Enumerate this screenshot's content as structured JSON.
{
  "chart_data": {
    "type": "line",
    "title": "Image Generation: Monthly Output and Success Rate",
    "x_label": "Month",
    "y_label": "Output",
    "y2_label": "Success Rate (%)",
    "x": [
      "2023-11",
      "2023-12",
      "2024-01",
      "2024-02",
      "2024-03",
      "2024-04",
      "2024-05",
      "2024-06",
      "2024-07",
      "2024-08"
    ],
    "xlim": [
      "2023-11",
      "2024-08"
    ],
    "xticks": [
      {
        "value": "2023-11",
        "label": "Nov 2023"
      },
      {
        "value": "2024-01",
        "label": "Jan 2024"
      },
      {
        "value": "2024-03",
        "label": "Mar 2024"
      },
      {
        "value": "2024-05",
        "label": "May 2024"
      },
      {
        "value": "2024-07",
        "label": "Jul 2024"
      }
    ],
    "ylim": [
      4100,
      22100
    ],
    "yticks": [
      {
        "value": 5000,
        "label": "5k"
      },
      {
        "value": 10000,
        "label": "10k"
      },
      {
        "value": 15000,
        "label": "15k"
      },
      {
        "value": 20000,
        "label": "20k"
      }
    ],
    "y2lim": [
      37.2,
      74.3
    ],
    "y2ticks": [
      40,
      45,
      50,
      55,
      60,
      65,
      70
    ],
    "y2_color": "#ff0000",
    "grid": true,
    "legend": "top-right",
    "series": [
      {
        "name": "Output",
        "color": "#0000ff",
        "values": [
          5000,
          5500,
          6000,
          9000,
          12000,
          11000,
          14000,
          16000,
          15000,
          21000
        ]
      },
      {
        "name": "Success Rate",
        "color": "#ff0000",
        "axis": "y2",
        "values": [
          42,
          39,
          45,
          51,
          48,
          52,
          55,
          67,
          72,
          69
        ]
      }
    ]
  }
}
# # # # # # #
» STATED PROBLEM
Would you give the material above again, complete and exact?

» TASK RESULT
Enumerate this screenshot's content as structured JSON.
{
  "chart_data": {
    "type": "line",
    "title": "Image Generation: Monthly Output and Success Rate",
    "x_label": "Month",
    "y_label": "Output",
    "y2_label": "Success Rate (%)",
    "x": [
      "2023-11",
      "2023-12",
      "2024-01",
      "2024-02",
      "2024-03",
      "2024-04",
      "2024-05",
      "2024-06",
      "2024-07",
      "2024-08"
    ],
    "xlim": [
      "2023-11",
      "2024-08"
    ],
    "xticks": [
      {
        "value": "2023-11",
        "label": "Nov 2023"
      },
      {
        "value": "2024-01",
        "label": "Jan 2024"
      },
      {
        "value": "2024-03",
        "label": "Mar 2024"
      },
      {
        "value": "2024-05",
        "label": "May 2024"
      },
      {
        "value": "2024-07",
        "label": "Jul 2024"
      }
    ],
    "ylim": [
      4100,
      22100
    ],
    "yticks": [
      {
        "value": 5000,
        "label": "5k"
      },
      {
        "value": 10000,
        "label": "10k"
      },
      {
        "value": 15000,
        "label": "15k"
      },
      {
        "value": 20000,
        "label": "20k"
      }
    ],
    "y2lim": [
      37.2,
      74.3
    ],
    "y2ticks": [
      40,
      45,
      50,
      55,
      60,
      65,
      70
    ],
    "y2_color": "#ff0000",
    "grid": true,
    "legend": "top-right",
    "series": [
      {
        "name": "Output",
        "color": "#0000ff",
        "values": [
          5000,
          5500,
          6000,
          9000,
          12000,
          11000,
          14000,
          16000,
          15000,
          21000
        ]
      },
      {
        "name": "Success Rate",
        "color": "#ff0000",
        "axis": "y2",
        "values": [
          42,
          39,
          45,
          51,
          48,
          52,
          55,
          67,
          72,
          69
        ]
      }
    ]
  }
}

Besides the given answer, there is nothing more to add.